8. Mit welchen Herausforderungen beschäftigt sich RIPE derzeit?

Die RIPE-Community ist mittlerweile über 30 Jahre alt. Es ist uns wichtig, neue und junge Menschen zu gewinnen, die sich aktiv beteiligen. Um sie einzubinden, haben wir mehrere Initiativen gestartet, die es Neuankömmlingen erleichtern sollen, sich willkommen und einbezogen zu fühlen.

Vor jedem RIPE-Meeting findet eine spezielle Session für Studenten statt und während der Meetings bieten wir eine Kinderbetreuung an. Darüber hinaus bieten wir Fellowship-Möglichkeiten und ein Mentoring-Programm an.

Wir sollten nicht übersehen, dass aktuelle geopolitische Themen eine zunehmende Herausforderung für die Internet-Community darstellen. Um das jüngste Beispiel zu nennen: Russland und die Ukraine sind Teil der RIPE-Region und Betreiber aus beiden Ländern nehmen an RIPE und an Meetings teil. Sie müssen zusammenarbeiten, um das Netzwerk am Laufen zu halten!

Ungeachtet aller Veränderungen und Herausforderungen folgt die RIPE-Community weiterhin ihren Prinzipien der Zusammenarbeit und Gemeinschaft. Dies ist entscheidend für ein stabiles Internet. Und RIPE wird diese kollaborative Plattform weiterhin bereitstellen.

*Datenzeilen:*
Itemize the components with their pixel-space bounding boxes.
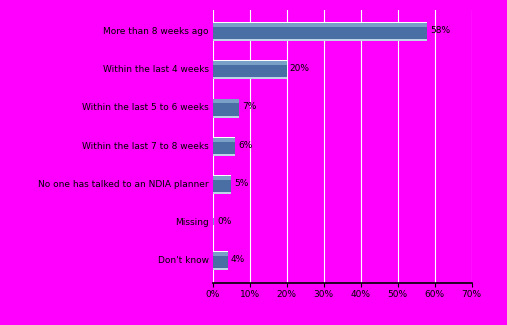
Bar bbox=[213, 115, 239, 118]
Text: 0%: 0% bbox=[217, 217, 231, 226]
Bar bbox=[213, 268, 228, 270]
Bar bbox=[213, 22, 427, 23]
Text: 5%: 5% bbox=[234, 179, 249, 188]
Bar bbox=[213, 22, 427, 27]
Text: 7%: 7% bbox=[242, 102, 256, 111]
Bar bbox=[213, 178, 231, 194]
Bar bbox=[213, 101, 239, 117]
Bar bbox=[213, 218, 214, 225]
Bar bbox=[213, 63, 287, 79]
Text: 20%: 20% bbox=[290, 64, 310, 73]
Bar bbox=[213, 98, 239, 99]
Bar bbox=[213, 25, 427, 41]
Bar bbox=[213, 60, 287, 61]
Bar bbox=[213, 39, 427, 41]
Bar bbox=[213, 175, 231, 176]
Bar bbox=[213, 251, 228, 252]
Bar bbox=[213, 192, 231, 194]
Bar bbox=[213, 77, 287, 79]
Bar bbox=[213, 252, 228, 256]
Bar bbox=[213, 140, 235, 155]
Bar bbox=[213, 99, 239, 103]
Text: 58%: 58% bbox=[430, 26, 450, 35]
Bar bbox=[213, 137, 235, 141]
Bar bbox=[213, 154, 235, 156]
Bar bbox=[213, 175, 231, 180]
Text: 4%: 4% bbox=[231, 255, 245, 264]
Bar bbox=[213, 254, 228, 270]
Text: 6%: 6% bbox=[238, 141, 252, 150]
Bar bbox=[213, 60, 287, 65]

*Aufgabe:* Schreibe aus dem Text über die RIPE-Community den Abschnitt wortgetreu ab: Beginne bei den Worten „8. Mit welchen“ und höre nach „einbezogen zu fühlen.“ auf. Die Zeilen haben mit dem Text nichts zu tun.

*Lösung:*
8. Mit welchen Herausforderungen beschäftigt sich RIPE derzeit?

Die RIPE-Community ist mittlerweile über 30 Jahre alt. Es ist uns wichtig, neue und junge Menschen zu gewinnen, die sich aktiv beteiligen. Um sie einzubinden, haben wir mehrere Initiativen gestartet, die es Neuankömmlingen erleichtern sollen, sich willkommen und einbezogen zu fühlen.